**Exercise goal**
Comb the records below for the string "Wells" and copy each line where it turns up.

**Data lines**
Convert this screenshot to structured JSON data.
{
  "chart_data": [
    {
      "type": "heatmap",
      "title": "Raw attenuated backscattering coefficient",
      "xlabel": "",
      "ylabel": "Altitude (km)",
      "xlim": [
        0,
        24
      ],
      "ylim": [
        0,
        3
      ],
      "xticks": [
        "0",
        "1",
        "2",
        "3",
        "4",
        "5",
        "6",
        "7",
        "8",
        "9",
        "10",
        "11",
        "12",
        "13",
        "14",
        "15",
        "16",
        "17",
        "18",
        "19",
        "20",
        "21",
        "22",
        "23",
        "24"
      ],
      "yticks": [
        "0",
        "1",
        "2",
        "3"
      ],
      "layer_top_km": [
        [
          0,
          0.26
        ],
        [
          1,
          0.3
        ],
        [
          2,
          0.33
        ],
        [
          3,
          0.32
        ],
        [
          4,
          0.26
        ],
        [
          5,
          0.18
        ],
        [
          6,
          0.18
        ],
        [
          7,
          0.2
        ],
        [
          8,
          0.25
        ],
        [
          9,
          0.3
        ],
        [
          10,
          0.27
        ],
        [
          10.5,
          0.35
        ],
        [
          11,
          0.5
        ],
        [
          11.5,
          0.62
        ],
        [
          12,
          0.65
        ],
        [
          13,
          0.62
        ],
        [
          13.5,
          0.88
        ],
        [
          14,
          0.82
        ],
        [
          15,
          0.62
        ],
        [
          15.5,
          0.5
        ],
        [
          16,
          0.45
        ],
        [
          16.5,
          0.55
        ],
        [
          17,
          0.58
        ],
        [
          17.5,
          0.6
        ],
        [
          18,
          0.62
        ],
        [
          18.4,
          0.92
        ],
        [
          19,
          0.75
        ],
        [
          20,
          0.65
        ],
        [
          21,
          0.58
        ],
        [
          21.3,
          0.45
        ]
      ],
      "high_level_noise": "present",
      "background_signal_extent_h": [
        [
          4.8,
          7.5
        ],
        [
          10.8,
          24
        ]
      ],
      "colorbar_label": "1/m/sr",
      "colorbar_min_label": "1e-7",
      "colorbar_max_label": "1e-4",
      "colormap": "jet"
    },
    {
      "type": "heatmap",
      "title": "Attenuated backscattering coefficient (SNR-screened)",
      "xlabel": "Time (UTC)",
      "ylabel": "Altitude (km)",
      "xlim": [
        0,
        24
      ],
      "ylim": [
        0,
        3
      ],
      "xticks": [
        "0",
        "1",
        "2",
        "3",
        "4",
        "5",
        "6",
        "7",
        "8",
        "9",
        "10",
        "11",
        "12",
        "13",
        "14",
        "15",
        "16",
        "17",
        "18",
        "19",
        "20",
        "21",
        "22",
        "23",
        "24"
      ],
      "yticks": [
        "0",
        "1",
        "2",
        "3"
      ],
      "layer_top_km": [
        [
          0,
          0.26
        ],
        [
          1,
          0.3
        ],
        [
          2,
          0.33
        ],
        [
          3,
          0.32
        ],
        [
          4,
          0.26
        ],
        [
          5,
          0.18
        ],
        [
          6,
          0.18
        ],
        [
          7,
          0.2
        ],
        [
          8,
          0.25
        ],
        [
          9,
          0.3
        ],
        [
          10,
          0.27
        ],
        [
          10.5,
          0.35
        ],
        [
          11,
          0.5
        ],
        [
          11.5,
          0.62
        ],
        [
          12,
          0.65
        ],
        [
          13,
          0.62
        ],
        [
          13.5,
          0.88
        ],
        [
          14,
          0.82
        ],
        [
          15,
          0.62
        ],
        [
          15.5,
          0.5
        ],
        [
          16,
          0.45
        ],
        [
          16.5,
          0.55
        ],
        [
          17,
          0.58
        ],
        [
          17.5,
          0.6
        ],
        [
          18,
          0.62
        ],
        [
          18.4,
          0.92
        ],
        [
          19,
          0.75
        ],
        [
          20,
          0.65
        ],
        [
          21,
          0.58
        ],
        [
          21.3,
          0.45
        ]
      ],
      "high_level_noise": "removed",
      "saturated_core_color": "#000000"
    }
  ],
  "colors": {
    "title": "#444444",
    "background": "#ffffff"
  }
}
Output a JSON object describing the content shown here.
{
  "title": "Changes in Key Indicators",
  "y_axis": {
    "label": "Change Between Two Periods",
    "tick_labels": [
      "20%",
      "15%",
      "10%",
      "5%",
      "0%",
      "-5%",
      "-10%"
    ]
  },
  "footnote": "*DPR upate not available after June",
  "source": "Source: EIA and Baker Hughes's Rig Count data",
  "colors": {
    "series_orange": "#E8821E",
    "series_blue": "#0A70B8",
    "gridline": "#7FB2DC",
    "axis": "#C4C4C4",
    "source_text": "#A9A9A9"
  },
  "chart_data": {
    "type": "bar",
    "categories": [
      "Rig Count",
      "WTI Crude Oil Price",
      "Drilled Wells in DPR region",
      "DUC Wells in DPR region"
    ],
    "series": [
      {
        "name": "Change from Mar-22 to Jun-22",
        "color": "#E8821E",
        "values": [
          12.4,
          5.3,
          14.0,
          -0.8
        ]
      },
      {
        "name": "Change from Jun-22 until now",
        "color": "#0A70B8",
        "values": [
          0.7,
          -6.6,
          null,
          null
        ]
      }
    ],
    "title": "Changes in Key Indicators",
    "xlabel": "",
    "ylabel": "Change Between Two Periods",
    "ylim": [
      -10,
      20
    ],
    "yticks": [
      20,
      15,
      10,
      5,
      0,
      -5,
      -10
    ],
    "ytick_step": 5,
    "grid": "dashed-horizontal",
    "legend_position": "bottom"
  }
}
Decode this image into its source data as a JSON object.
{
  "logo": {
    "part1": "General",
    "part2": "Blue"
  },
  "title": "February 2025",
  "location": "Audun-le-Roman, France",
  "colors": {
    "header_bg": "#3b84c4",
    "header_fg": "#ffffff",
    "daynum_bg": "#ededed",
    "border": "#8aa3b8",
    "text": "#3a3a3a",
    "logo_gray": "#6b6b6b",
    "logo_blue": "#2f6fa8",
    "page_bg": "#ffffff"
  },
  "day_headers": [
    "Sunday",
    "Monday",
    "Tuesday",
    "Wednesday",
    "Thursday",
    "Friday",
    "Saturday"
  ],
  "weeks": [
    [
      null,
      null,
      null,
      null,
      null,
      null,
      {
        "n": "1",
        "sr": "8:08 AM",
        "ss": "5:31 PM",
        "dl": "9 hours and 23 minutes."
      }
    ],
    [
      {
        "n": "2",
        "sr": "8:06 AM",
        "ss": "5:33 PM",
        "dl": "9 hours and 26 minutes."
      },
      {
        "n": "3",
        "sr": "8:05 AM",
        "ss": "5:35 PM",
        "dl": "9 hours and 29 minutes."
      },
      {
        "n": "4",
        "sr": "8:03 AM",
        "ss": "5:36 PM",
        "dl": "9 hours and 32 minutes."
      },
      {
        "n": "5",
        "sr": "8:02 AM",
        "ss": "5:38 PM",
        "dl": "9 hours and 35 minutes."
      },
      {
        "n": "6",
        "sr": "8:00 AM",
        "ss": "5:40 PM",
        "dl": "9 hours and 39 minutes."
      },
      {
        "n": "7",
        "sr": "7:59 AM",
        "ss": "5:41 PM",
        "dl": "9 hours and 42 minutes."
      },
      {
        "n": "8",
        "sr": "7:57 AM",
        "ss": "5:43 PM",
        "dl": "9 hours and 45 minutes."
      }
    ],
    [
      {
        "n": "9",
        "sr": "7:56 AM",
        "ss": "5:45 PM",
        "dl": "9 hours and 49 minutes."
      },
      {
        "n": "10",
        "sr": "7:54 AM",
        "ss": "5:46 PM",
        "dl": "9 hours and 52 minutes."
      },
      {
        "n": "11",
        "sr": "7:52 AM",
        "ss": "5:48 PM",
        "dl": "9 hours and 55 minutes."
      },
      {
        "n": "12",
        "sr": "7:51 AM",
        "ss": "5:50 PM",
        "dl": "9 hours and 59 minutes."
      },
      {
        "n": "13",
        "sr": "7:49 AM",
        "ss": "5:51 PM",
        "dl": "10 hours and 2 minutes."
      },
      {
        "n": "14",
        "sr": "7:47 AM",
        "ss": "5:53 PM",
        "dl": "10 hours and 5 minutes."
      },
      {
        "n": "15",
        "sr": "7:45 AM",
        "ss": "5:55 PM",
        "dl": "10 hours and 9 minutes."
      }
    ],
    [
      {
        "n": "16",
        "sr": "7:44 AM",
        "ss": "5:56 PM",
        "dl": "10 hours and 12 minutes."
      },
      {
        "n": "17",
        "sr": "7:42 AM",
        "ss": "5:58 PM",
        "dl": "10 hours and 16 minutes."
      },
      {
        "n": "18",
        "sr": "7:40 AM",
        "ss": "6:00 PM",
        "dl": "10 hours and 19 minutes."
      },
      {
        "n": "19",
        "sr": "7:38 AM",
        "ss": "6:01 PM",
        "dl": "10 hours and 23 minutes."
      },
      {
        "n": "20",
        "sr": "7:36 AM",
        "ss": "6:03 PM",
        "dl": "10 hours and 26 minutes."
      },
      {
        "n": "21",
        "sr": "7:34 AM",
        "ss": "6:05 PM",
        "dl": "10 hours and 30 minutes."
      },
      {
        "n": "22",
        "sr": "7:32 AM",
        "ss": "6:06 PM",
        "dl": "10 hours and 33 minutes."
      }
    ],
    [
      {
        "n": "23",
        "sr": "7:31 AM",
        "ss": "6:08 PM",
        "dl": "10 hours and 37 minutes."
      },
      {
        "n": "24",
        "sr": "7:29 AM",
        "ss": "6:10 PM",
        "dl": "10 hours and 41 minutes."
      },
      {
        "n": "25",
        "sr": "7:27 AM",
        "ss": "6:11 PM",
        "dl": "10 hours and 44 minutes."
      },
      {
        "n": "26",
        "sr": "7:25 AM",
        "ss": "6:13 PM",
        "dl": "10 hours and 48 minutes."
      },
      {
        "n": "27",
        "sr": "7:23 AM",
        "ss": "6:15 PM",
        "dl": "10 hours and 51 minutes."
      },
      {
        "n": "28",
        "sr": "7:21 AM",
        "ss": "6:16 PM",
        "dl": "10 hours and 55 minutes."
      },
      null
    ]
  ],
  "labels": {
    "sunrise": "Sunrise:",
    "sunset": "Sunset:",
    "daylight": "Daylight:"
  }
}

**Solution to this problem**
      "Drilled Wells in DPR region",
      "DUC Wells in DPR region"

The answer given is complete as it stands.